(Dataset records)
● ● ●

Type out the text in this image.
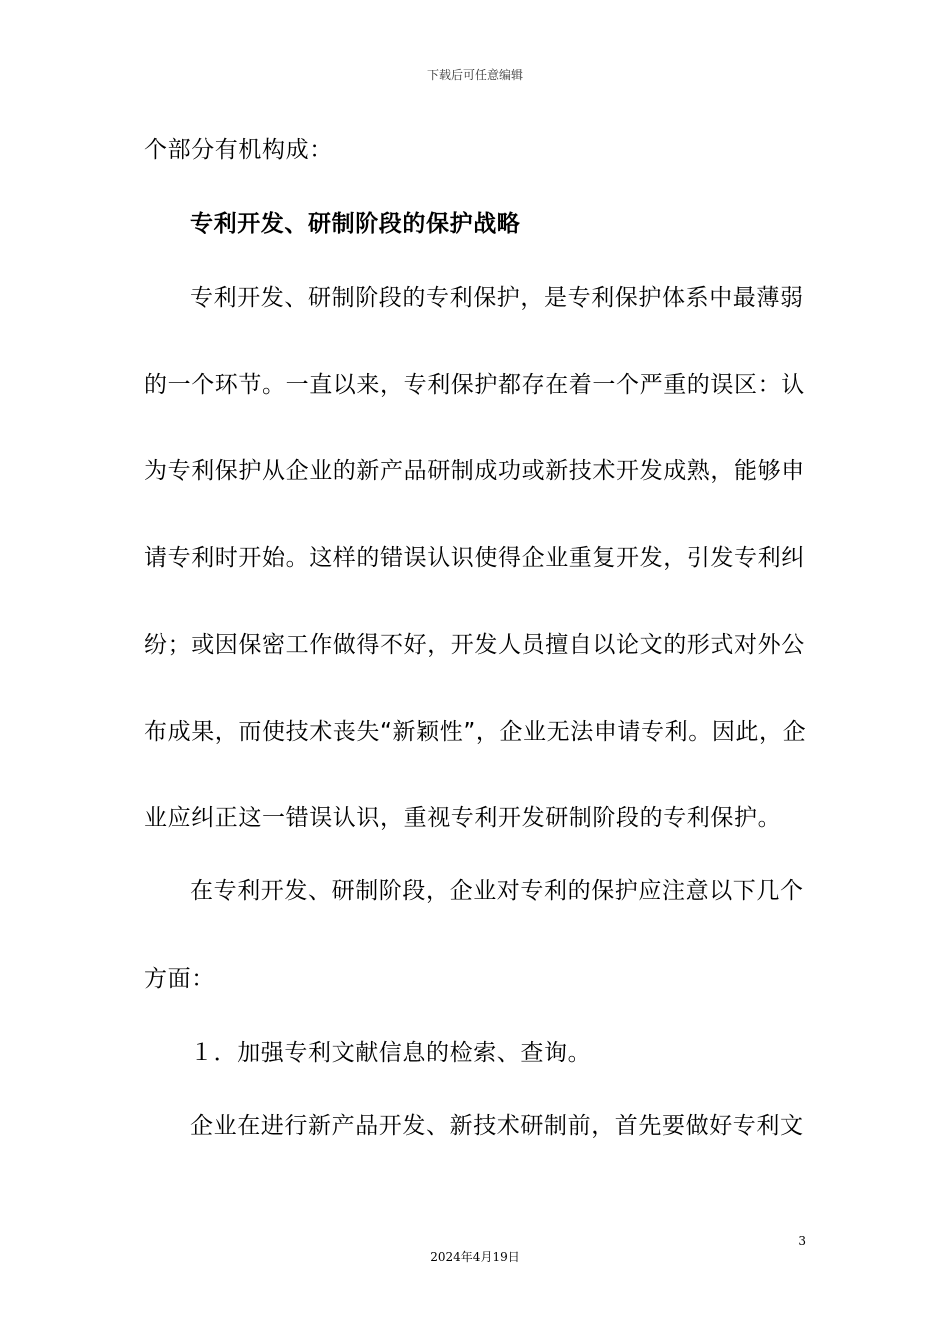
下载后可任意编辑
个部分有机构成：
专利开发、研制阶段的保护战略
专利开发、研制阶段的专利保护，是专利保护体系中最薄弱
的一个环节。一直以来，专利保护都存在着一个严重的误区：认
为专利保护从企业的新产品研制成功或新技术开发成熟，能够申
请专利时开始。这样的错误认识使得企业重复开发，引发专利纠
纷；或因保密工作做得不好，开发人员擅自以论文的形式对外公
布成果，而使技术丧失“新颖性”，企业无法申请专利。因此，企
业应纠正这一错误认识，重视专利开发研制阶段的专利保护。
在专利开发、研制阶段，企业对专利的保护应注意以下几个
方面：
１．加强专利文献信息的检索、查询。
企业在进行新产品开发、新技术研制前，首先要做好专利文
3
2024年4月19日
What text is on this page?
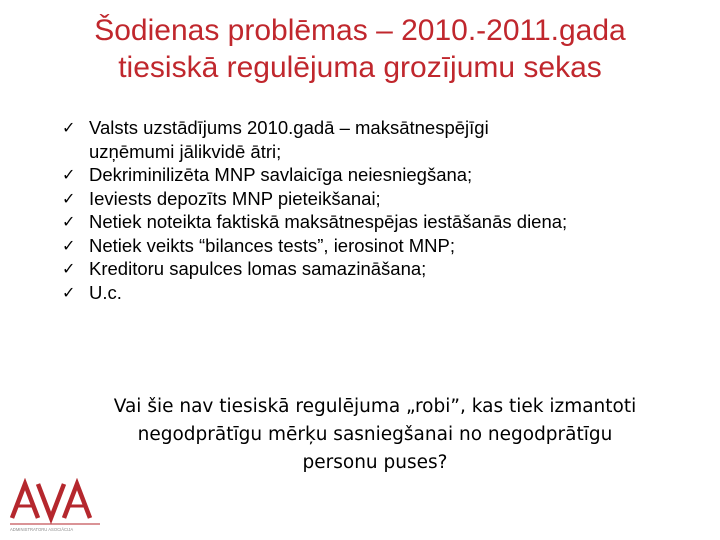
Šodienas problēmas – 2010.-2011.gada
tiesiskā regulējuma grozījumu sekas
✓ Valsts uzstādījums 2010.gadā – maksātnespējīgi
uzņēmumi jālikvidē ātri;
✓ Dekriminilizēta MNP savlaicīga neiesniegšana;
✓ Ieviests depozīts MNP pieteikšanai;
✓ Netiek noteikta faktiskā maksātnespējas iestāšanās diena;
✓ Netiek veikts “bilances tests”, ierosinot MNP;
✓ Kreditoru sapulces lomas samazināšana;
✓ U.c.
Vai šie nav tiesiskā regulējuma „robi”, kas tiek izmantoti
negodprātīgu mērķu sasniegšanai no negodprātīgu
personu puses?
ADMINISTRATORU ASOCIĀCIJA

● ● ●

◆ **Instructions to follow**:
Print the complete listing exactly as it stands, without its pictures.

◆ **Answer in full**:
Type out the text in this image.
下载后可任意编辑
个部分有机构成：
专利开发、研制阶段的保护战略
专利开发、研制阶段的专利保护，是专利保护体系中最薄弱
的一个环节。一直以来，专利保护都存在着一个严重的误区：认
为专利保护从企业的新产品研制成功或新技术开发成熟，能够申
请专利时开始。这样的错误认识使得企业重复开发，引发专利纠
纷；或因保密工作做得不好，开发人员擅自以论文的形式对外公
布成果，而使技术丧失“新颖性”，企业无法申请专利。因此，企
业应纠正这一错误认识，重视专利开发研制阶段的专利保护。
在专利开发、研制阶段，企业对专利的保护应注意以下几个
方面：
１．加强专利文献信息的检索、查询。
企业在进行新产品开发、新技术研制前，首先要做好专利文
3
2024年4月19日
What text is on this page?
Šodienas problēmas – 2010.-2011.gada
tiesiskā regulējuma grozījumu sekas
✓ Valsts uzstādījums 2010.gadā – maksātnespējīgi
uzņēmumi jālikvidē ātri;
✓ Dekriminilizēta MNP savlaicīga neiesniegšana;
✓ Ieviests depozīts MNP pieteikšanai;
✓ Netiek noteikta faktiskā maksātnespējas iestāšanās diena;
✓ Netiek veikts “bilances tests”, ierosinot MNP;
✓ Kreditoru sapulces lomas samazināšana;
✓ U.c.
Vai šie nav tiesiskā regulējuma „robi”, kas tiek izmantoti
negodprātīgu mērķu sasniegšanai no negodprātīgu
personu puses?
ADMINISTRATORU ASOCIĀCIJA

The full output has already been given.